- [WHAT NEEDS TO BE DONE] Transcribe the material in full. Nothing should differ except that the pictures are left out.

- [Data entries]

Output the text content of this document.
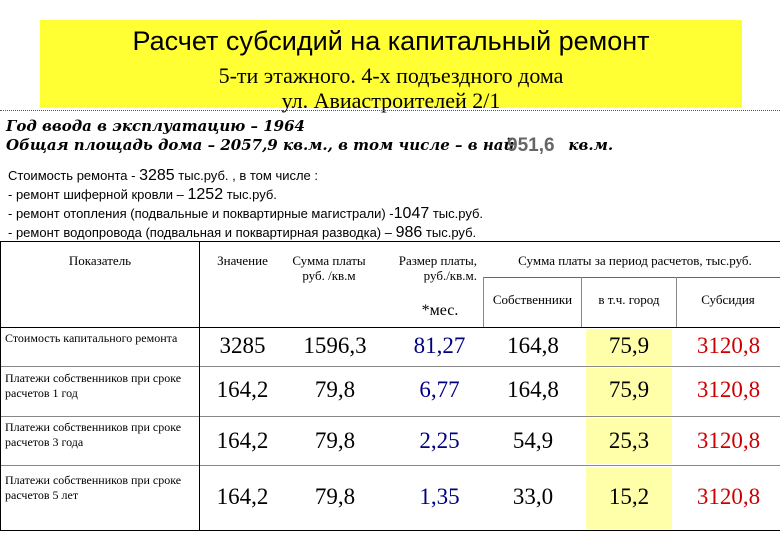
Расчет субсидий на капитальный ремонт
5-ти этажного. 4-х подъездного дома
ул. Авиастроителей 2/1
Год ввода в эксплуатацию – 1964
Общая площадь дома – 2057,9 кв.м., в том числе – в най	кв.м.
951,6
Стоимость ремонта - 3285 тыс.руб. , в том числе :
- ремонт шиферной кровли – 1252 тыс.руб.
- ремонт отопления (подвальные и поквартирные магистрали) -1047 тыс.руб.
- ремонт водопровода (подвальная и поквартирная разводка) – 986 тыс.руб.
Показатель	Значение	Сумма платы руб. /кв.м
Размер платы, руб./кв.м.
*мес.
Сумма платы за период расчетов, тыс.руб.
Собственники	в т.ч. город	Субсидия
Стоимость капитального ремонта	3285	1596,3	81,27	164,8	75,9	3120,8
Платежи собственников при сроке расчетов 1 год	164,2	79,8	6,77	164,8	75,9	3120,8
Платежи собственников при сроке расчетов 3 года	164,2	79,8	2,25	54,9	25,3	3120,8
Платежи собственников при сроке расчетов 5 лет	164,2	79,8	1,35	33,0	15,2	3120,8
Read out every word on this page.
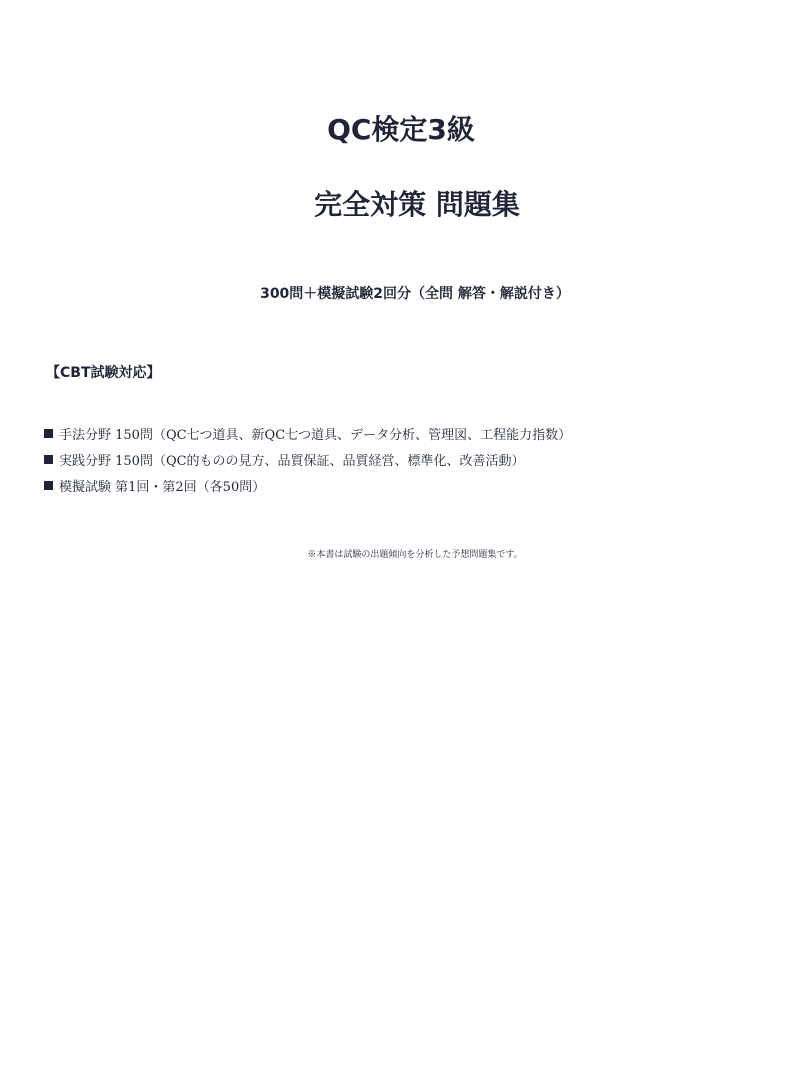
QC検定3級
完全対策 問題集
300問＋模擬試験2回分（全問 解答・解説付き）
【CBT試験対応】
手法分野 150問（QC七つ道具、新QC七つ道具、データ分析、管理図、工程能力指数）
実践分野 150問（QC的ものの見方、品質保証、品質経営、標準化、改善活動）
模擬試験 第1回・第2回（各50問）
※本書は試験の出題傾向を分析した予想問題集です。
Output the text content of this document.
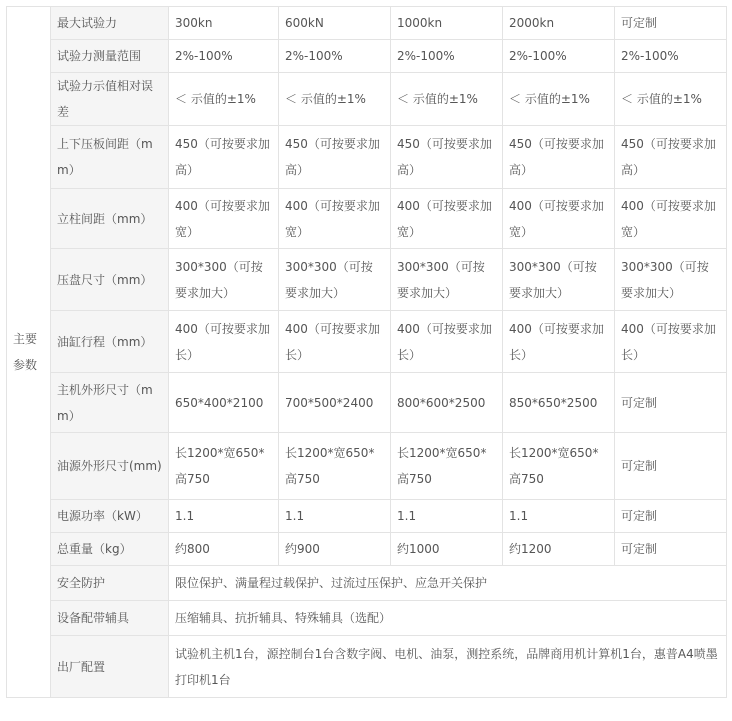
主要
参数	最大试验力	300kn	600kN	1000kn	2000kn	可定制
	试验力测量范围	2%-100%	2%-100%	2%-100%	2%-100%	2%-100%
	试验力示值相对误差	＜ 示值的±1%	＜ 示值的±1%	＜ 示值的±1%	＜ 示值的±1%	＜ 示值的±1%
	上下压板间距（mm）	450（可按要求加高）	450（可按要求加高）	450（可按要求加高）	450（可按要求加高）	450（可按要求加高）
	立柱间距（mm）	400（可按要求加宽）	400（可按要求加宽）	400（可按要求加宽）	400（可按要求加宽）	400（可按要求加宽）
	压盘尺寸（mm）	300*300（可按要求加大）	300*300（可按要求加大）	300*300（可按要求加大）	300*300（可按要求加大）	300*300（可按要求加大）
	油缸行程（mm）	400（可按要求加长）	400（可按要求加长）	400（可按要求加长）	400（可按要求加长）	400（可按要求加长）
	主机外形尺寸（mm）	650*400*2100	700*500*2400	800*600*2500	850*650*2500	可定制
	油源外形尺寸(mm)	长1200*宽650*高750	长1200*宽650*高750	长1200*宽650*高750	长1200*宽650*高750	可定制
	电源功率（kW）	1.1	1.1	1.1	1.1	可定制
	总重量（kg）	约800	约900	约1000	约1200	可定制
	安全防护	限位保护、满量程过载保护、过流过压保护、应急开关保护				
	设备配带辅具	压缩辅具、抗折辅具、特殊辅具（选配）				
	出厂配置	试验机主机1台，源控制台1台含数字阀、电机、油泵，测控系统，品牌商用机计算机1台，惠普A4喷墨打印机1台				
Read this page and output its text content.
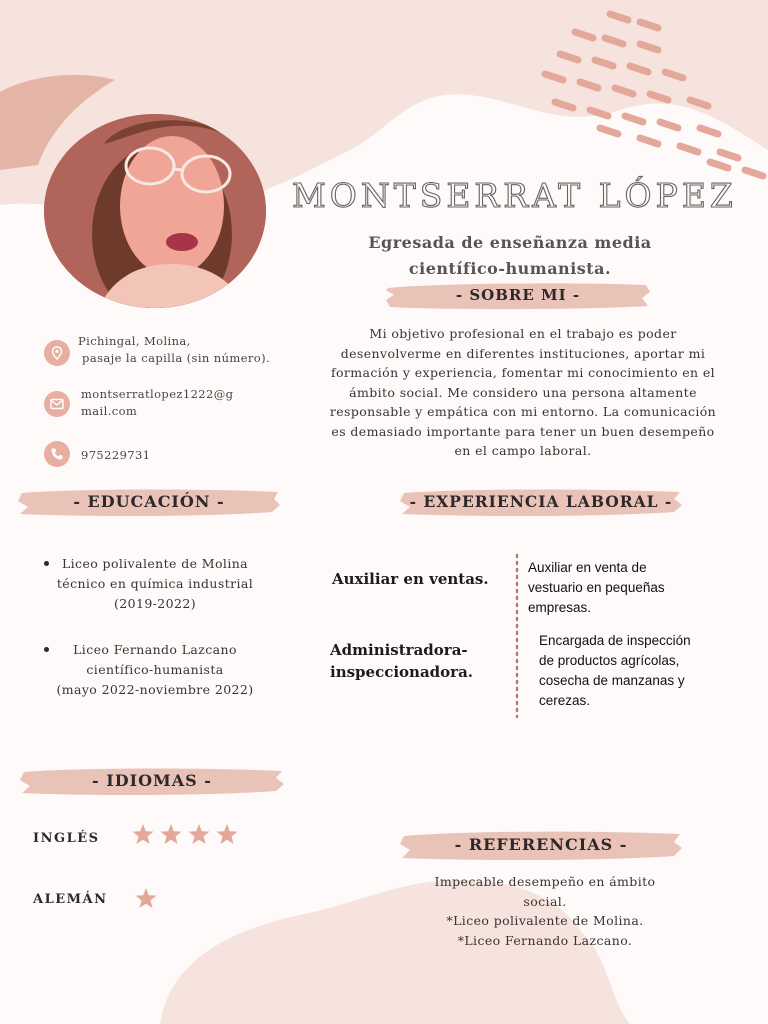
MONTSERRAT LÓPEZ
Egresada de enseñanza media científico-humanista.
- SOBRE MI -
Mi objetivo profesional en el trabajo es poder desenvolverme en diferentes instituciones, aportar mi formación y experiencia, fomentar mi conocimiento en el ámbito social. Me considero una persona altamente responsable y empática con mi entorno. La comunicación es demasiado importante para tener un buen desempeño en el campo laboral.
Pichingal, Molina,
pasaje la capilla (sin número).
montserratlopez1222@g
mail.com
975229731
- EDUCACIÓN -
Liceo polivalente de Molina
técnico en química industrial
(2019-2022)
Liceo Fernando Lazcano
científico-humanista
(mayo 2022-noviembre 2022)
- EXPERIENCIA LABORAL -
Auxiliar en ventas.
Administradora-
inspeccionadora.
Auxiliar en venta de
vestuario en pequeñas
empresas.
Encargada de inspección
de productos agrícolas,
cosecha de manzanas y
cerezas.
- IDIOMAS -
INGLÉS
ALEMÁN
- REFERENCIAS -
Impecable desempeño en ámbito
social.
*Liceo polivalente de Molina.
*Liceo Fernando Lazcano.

- [EXERCISE SOLUTION]
Output the text content of this document.
Расчет субсидий на капитальный ремонт
5-ти этажного. 4-х подъездного дома
ул. Авиастроителей 2/1
Год ввода в эксплуатацию – 1964
Общая площадь дома – 2057,9 кв.м., в том числе – в най	кв.м.
951,6
Стоимость ремонта - 3285 тыс.руб. , в том числе :
- ремонт шиферной кровли – 1252 тыс.руб.
- ремонт отопления (подвальные и поквартирные магистрали) -1047 тыс.руб.
- ремонт водопровода (подвальная и поквартирная разводка) – 986 тыс.руб.
Показатель	Значение	Сумма платы руб. /кв.м
Размер платы, руб./кв.м.
*мес.
Сумма платы за период расчетов, тыс.руб.
Собственники	в т.ч. город	Субсидия
Стоимость капитального ремонта	3285	1596,3	81,27	164,8	75,9	3120,8
Платежи собственников при сроке расчетов 1 год	164,2	79,8	6,77	164,8	75,9	3120,8
Платежи собственников при сроке расчетов 3 года	164,2	79,8	2,25	54,9	25,3	3120,8
Платежи собственников при сроке расчетов 5 лет	164,2	79,8	1,35	33,0	15,2	3120,8
Read out every word on this page.
QC検定3級
完全対策 問題集
300問＋模擬試験2回分（全問 解答・解説付き）
【CBT試験対応】
手法分野 150問（QC七つ道具、新QC七つ道具、データ分析、管理図、工程能力指数）
実践分野 150問（QC的ものの見方、品質保証、品質経営、標準化、改善活動）
模擬試験 第1回・第2回（各50問）
※本書は試験の出題傾向を分析した予想問題集です。
Output the text content of this document.
主要
参数	最大试验力	300kn	600kN	1000kn	2000kn	可定制
	试验力测量范围	2%-100%	2%-100%	2%-100%	2%-100%	2%-100%
	试验力示值相对误差	＜ 示值的±1%	＜ 示值的±1%	＜ 示值的±1%	＜ 示值的±1%	＜ 示值的±1%
	上下压板间距（mm）	450（可按要求加高）	450（可按要求加高）	450（可按要求加高）	450（可按要求加高）	450（可按要求加高）
	立柱间距（mm）	400（可按要求加宽）	400（可按要求加宽）	400（可按要求加宽）	400（可按要求加宽）	400（可按要求加宽）
	压盘尺寸（mm）	300*300（可按要求加大）	300*300（可按要求加大）	300*300（可按要求加大）	300*300（可按要求加大）	300*300（可按要求加大）
	油缸行程（mm）	400（可按要求加长）	400（可按要求加长）	400（可按要求加长）	400（可按要求加长）	400（可按要求加长）
	主机外形尺寸（mm）	650*400*2100	700*500*2400	800*600*2500	850*650*2500	可定制
	油源外形尺寸(mm)	长1200*宽650*高750	长1200*宽650*高750	长1200*宽650*高750	长1200*宽650*高750	可定制
	电源功率（kW）	1.1	1.1	1.1	1.1	可定制
	总重量（kg）	约800	约900	约1000	约1200	可定制
	安全防护	限位保护、满量程过载保护、过流过压保护、应急开关保护				
	设备配带辅具	压缩辅具、抗折辅具、特殊辅具（选配）				
	出厂配置	试验机主机1台，源控制台1台含数字阀、电机、油泵，测控系统，品牌商用机计算机1台，惠普A4喷墨打印机1台				
Read this page and output its text content.
MONTSERRAT LÓPEZ
Egresada de enseñanza media científico-humanista.
- SOBRE MI -
Mi objetivo profesional en el trabajo es poder desenvolverme en diferentes instituciones, aportar mi formación y experiencia, fomentar mi conocimiento en el ámbito social. Me considero una persona altamente responsable y empática con mi entorno. La comunicación es demasiado importante para tener un buen desempeño en el campo laboral.
Pichingal, Molina,
pasaje la capilla (sin número).
montserratlopez1222@g
mail.com
975229731
- EDUCACIÓN -
Liceo polivalente de Molina
técnico en química industrial
(2019-2022)
Liceo Fernando Lazcano
científico-humanista
(mayo 2022-noviembre 2022)
- EXPERIENCIA LABORAL -
Auxiliar en ventas.
Administradora-
inspeccionadora.
Auxiliar en venta de
vestuario en pequeñas
empresas.
Encargada de inspección
de productos agrícolas,
cosecha de manzanas y
cerezas.
- IDIOMAS -
INGLÉS
ALEMÁN
- REFERENCIAS -
Impecable desempeño en ámbito
social.
*Liceo polivalente de Molina.
*Liceo Fernando Lazcano.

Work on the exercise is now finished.